▶ **INPUT ROWS**:
· · ·

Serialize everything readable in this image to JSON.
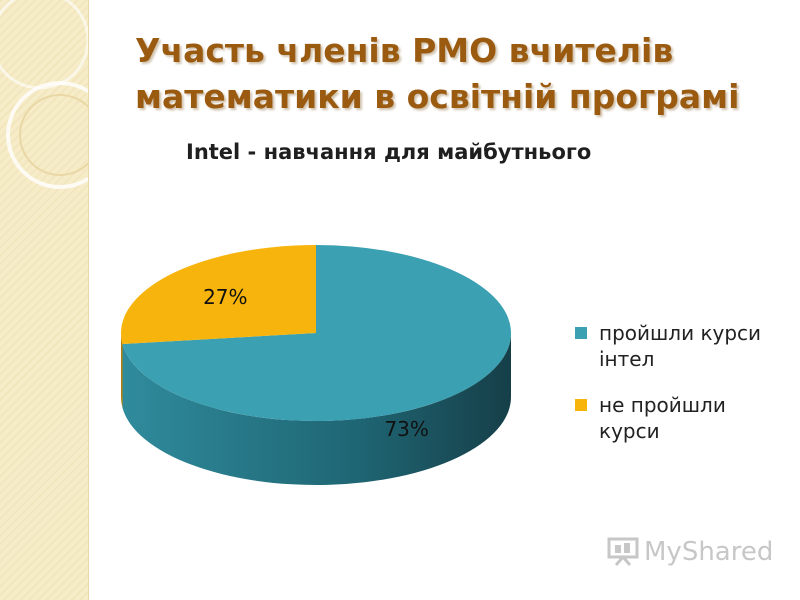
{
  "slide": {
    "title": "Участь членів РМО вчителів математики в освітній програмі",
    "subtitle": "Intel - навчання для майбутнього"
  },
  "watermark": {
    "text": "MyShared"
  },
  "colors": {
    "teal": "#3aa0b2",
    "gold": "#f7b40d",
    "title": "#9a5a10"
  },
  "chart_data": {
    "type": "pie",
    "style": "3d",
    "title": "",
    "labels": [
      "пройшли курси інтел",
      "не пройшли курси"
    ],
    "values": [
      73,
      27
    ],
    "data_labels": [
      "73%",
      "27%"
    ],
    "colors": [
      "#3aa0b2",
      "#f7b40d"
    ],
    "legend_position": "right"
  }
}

· · ·

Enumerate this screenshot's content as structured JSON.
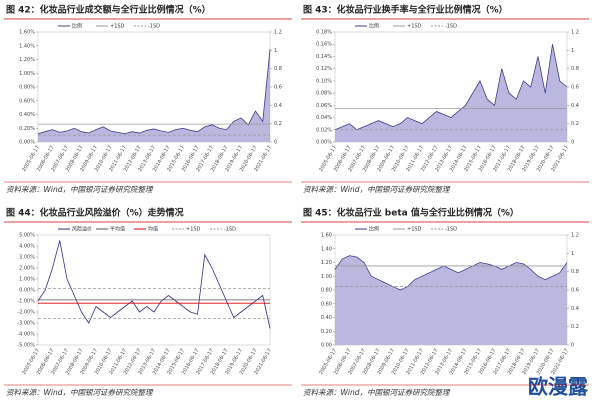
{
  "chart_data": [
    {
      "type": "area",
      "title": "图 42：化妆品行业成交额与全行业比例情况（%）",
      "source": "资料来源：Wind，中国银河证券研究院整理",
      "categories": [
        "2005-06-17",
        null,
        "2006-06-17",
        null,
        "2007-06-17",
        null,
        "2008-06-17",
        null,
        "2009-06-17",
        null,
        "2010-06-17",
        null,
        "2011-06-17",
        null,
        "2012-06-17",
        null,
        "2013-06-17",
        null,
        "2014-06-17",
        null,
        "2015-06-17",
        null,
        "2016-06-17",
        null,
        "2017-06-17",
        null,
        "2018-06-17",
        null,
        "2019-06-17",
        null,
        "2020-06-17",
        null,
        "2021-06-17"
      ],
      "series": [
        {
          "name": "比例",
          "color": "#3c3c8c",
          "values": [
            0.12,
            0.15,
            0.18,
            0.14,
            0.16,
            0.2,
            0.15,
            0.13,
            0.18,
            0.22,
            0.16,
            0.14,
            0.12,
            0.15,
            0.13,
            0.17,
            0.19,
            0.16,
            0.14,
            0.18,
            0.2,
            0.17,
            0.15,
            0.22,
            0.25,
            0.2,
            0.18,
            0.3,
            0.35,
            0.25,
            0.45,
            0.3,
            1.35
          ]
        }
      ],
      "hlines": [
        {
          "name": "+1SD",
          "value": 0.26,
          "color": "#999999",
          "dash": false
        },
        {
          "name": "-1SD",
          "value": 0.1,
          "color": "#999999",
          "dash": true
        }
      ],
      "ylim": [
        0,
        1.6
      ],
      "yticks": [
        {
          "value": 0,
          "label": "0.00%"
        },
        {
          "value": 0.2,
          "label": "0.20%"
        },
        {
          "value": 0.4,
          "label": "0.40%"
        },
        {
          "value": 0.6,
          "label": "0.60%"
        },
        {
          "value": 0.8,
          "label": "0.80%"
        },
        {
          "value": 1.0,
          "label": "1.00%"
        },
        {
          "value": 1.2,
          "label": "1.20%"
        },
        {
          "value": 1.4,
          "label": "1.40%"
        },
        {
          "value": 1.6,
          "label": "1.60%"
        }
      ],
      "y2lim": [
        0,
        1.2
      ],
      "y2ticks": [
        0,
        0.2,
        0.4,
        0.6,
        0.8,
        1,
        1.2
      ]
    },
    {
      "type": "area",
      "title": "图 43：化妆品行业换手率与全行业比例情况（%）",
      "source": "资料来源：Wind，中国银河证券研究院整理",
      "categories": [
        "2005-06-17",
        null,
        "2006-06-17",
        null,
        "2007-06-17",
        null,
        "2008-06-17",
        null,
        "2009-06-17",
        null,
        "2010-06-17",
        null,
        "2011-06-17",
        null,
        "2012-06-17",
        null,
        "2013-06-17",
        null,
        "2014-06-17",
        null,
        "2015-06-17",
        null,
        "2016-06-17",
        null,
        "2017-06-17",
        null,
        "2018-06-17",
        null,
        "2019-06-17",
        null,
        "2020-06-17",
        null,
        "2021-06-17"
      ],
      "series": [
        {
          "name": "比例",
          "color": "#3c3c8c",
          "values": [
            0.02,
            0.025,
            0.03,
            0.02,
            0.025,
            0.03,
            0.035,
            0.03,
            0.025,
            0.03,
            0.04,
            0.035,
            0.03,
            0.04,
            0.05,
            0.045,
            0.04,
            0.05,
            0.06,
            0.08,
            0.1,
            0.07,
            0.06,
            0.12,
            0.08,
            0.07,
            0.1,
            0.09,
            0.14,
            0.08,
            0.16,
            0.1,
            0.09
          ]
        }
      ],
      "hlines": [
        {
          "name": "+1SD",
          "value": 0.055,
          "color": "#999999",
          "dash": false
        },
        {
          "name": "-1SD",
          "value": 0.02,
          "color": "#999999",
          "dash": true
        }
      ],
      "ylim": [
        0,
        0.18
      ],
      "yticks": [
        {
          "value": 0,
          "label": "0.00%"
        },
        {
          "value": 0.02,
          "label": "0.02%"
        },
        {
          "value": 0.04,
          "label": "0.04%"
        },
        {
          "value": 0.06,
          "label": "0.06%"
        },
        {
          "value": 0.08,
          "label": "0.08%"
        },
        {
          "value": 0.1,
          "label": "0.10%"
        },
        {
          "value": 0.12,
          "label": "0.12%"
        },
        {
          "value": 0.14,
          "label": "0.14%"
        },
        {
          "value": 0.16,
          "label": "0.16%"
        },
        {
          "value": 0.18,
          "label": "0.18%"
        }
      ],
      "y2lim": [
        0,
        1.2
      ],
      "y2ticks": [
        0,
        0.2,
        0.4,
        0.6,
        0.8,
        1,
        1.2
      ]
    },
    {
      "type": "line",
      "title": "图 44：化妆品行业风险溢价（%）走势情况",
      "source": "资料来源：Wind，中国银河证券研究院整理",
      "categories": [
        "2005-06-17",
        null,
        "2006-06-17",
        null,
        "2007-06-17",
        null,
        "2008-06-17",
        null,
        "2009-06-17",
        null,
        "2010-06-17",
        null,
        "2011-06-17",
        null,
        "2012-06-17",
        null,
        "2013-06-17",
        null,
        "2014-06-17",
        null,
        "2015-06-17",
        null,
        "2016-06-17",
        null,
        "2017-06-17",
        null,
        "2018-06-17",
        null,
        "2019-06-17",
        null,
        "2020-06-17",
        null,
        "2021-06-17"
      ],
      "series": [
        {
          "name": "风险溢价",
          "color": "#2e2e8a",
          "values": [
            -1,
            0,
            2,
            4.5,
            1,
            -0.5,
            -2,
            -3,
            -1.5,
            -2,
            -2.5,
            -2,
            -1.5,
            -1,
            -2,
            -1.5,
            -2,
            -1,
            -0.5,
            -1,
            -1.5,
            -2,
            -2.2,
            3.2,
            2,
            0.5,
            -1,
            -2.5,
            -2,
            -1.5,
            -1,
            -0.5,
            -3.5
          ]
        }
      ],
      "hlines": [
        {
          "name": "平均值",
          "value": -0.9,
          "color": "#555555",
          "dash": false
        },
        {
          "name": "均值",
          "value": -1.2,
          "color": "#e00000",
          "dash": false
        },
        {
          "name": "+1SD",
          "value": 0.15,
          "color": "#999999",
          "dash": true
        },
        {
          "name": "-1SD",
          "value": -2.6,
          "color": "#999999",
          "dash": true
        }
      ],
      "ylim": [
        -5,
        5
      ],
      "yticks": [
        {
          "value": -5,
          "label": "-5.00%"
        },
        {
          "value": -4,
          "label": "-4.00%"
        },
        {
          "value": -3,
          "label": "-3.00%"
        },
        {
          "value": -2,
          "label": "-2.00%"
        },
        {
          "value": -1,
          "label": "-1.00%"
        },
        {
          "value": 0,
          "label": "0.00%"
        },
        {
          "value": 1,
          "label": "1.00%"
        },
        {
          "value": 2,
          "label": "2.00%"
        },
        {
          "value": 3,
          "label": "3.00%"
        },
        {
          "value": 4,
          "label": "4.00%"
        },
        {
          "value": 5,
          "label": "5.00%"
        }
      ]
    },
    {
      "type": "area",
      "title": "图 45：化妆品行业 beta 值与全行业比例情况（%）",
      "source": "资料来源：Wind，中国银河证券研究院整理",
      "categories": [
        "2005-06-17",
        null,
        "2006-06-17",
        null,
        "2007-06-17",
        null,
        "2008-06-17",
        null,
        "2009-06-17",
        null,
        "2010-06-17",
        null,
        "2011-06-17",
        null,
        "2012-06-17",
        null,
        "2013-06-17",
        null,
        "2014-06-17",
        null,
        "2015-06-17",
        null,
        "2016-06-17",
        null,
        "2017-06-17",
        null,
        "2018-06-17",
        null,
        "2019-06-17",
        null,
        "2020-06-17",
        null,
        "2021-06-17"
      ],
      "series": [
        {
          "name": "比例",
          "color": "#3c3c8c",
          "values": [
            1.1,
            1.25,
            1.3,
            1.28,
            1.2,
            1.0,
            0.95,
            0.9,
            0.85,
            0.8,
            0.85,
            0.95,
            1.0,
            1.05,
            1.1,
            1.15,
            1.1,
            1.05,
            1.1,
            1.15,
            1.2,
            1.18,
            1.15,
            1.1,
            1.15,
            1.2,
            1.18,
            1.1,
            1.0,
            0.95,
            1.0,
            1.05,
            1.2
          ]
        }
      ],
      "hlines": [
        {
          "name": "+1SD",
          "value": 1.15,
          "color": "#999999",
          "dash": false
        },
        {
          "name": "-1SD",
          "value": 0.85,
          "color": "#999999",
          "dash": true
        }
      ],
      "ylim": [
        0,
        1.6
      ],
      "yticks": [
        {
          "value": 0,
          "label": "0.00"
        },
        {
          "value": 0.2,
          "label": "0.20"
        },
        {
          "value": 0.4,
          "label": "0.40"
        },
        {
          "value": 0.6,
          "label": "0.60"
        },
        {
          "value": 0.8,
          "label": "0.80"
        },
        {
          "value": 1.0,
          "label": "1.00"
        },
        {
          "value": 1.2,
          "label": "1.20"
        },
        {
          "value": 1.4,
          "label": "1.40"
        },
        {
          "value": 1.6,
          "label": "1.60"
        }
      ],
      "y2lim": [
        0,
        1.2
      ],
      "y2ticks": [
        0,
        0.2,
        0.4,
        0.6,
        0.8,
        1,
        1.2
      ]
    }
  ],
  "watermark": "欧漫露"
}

· · ·

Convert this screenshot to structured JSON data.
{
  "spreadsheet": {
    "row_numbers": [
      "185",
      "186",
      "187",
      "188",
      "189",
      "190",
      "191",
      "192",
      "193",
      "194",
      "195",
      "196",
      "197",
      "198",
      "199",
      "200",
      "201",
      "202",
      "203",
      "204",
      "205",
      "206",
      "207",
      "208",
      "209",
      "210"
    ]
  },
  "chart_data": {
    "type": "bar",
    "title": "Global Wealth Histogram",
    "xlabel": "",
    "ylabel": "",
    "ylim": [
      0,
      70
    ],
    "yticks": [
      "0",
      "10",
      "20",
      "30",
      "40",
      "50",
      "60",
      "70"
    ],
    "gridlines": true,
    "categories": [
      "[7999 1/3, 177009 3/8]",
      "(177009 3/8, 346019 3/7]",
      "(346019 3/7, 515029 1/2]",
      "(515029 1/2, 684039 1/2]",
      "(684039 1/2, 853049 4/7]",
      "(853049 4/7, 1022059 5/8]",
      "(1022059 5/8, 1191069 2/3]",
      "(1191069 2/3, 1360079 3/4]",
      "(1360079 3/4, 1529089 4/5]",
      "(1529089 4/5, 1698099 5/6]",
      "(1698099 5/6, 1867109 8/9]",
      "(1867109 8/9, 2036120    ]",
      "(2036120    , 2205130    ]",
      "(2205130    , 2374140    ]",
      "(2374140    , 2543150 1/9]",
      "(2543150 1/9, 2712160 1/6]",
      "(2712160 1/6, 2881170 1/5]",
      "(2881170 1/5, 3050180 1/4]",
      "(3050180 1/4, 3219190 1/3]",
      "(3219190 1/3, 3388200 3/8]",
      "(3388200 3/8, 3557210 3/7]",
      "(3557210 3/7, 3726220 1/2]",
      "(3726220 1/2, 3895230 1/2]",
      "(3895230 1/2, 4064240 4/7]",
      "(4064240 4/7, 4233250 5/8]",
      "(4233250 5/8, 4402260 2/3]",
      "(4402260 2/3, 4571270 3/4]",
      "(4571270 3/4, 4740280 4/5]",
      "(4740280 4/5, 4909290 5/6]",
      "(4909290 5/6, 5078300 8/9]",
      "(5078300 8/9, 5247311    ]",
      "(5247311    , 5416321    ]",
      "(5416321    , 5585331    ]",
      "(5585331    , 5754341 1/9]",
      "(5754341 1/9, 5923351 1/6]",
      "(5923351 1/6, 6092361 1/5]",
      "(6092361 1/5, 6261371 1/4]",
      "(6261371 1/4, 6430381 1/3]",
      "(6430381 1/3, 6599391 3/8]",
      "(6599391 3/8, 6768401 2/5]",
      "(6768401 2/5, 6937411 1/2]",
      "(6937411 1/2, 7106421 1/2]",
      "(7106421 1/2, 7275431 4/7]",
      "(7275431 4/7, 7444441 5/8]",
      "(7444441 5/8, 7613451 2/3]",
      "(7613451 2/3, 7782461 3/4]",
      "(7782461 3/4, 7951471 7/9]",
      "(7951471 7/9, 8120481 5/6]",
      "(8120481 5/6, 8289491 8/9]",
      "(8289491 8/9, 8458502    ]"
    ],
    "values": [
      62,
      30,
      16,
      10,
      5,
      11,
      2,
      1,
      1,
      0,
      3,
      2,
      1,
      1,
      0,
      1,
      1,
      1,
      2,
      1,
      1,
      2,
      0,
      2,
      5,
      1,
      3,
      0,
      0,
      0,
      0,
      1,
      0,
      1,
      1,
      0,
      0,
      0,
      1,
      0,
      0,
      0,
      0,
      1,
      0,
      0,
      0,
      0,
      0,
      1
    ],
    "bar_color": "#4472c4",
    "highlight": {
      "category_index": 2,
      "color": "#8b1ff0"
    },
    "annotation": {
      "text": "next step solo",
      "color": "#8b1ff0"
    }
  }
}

· · ·

▶ **THE EXERCISE**: Search the lines for the word "курси" and report how many contain it, by number only.

▶ **SOLUTION TO THE PROBLEM**: 2